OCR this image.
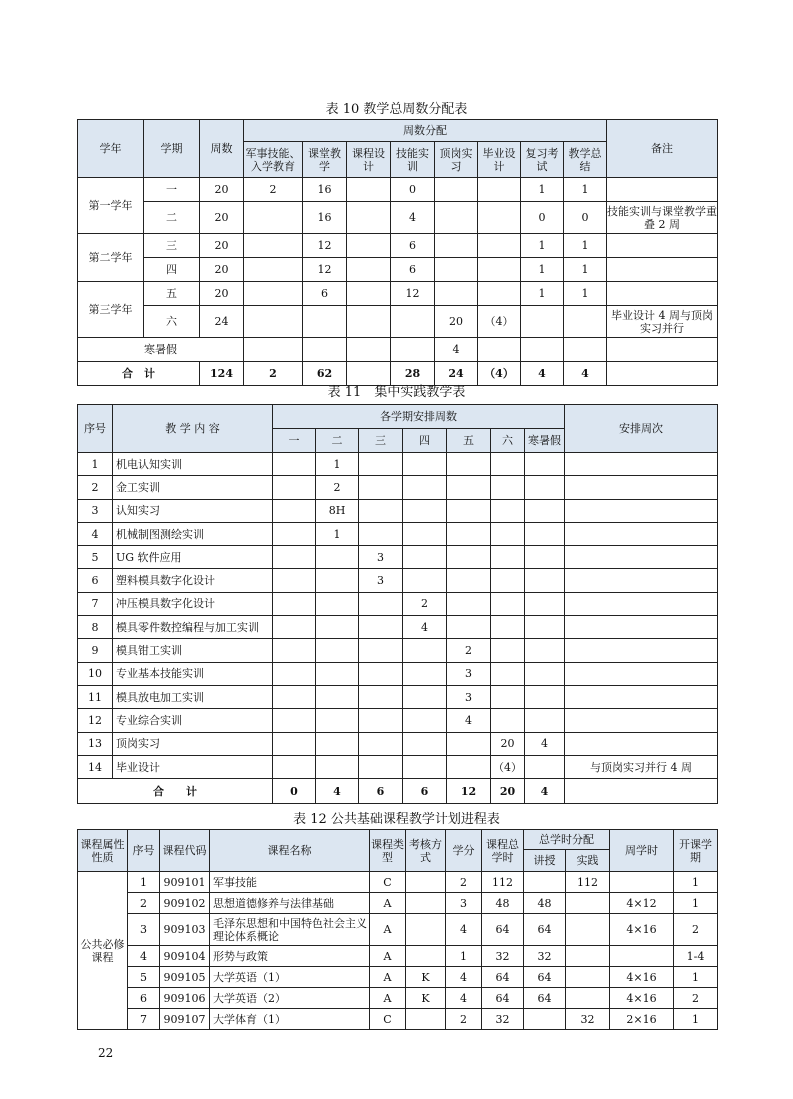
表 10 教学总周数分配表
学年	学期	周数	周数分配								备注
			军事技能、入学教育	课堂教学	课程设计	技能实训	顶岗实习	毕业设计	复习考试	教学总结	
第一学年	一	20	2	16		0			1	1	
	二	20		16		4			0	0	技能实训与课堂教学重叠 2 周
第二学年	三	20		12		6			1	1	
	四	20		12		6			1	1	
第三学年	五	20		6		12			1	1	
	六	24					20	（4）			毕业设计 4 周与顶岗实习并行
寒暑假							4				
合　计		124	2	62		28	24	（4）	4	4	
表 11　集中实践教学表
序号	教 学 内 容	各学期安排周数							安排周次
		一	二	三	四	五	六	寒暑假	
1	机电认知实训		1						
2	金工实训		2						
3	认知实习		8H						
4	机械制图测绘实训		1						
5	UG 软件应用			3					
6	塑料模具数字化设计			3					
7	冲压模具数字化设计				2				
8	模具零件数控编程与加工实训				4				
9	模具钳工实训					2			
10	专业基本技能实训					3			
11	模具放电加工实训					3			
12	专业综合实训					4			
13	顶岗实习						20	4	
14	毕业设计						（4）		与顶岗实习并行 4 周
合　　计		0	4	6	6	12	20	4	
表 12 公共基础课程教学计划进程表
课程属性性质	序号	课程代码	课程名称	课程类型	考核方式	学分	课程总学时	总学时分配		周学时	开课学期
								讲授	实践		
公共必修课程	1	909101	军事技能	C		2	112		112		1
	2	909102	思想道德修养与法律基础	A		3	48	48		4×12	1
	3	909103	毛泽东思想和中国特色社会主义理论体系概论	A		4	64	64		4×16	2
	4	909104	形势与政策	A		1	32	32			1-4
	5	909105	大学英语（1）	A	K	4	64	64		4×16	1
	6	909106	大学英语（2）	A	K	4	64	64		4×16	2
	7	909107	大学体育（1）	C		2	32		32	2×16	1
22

--

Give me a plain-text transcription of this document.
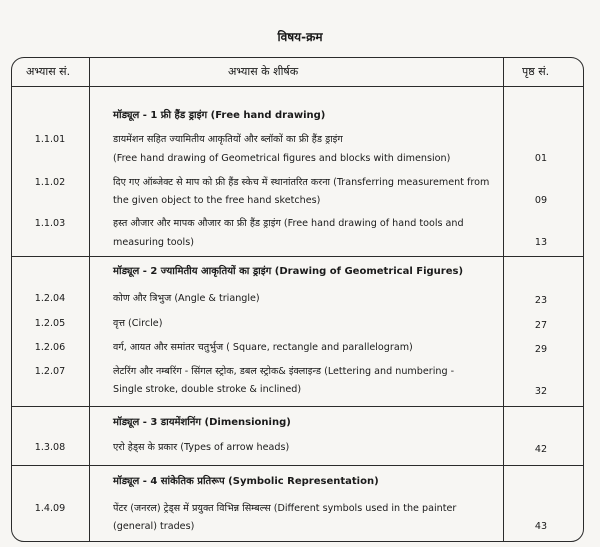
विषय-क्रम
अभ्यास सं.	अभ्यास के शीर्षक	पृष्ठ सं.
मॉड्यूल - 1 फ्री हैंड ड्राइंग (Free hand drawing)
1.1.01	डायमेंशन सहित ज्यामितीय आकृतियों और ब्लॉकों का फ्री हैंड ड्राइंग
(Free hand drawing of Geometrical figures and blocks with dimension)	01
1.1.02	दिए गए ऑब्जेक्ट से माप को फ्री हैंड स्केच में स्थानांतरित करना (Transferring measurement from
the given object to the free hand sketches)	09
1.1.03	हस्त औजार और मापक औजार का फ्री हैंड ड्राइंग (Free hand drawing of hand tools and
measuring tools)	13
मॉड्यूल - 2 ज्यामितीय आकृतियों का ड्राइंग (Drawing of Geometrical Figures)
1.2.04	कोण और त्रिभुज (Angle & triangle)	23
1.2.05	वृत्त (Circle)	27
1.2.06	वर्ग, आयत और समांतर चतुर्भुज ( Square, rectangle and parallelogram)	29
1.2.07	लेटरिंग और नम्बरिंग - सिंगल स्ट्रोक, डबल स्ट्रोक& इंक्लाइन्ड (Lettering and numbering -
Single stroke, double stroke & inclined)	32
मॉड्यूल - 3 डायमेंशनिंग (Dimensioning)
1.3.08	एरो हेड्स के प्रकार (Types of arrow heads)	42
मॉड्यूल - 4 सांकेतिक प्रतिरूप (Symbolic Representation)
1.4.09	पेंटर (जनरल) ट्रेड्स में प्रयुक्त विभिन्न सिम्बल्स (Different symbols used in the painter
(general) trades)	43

* _What is being asked_
The lines to collect are those holding the string "大学英语"; copy them all.

* _Final result_
	5	909105	大学英语（1）	A	K	4	64	64		4×16	1
	6	909106	大学英语（2）	A	K	4	64	64		4×16	2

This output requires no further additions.